DESCRIPTION OF THE TASK » Every record must be repeated exactly, with no omission.

[LISTING start]

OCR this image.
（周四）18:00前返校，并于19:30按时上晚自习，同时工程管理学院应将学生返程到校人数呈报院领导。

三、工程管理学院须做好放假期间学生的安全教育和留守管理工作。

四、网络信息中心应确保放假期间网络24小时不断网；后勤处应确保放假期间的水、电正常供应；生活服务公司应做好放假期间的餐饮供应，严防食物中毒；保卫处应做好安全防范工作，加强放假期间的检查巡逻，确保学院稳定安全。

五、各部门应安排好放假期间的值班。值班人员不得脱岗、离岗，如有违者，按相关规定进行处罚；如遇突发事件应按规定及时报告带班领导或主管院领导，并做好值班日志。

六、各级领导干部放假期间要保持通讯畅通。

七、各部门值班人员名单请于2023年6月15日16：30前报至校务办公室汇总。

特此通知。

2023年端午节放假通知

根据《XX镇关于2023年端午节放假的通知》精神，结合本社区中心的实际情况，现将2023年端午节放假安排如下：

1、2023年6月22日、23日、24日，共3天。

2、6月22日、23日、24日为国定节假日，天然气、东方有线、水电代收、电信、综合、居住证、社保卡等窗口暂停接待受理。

[LISTING end]

WRITTEN RESPONSE »
OCR this image.
（周四）18:00前返校，并于19:30按时上晚自习，同时工程管理学院应将学生返程到校人数呈报院领导。

三、工程管理学院须做好放假期间学生的安全教育和留守管理工作。

四、网络信息中心应确保放假期间网络24小时不断网；后勤处应确保放假期间的水、电正常供应；生活服务公司应做好放假期间的餐饮供应，严防食物中毒；保卫处应做好安全防范工作，加强放假期间的检查巡逻，确保学院稳定安全。

五、各部门应安排好放假期间的值班。值班人员不得脱岗、离岗，如有违者，按相关规定进行处罚；如遇突发事件应按规定及时报告带班领导或主管院领导，并做好值班日志。

六、各级领导干部放假期间要保持通讯畅通。

七、各部门值班人员名单请于2023年6月15日16：30前报至校务办公室汇总。

特此通知。

2023年端午节放假通知

根据《XX镇关于2023年端午节放假的通知》精神，结合本社区中心的实际情况，现将2023年端午节放假安排如下：

1、2023年6月22日、23日、24日，共3天。

2、6月22日、23日、24日为国定节假日，天然气、东方有线、水电代收、电信、综合、居住证、社保卡等窗口暂停接待受理。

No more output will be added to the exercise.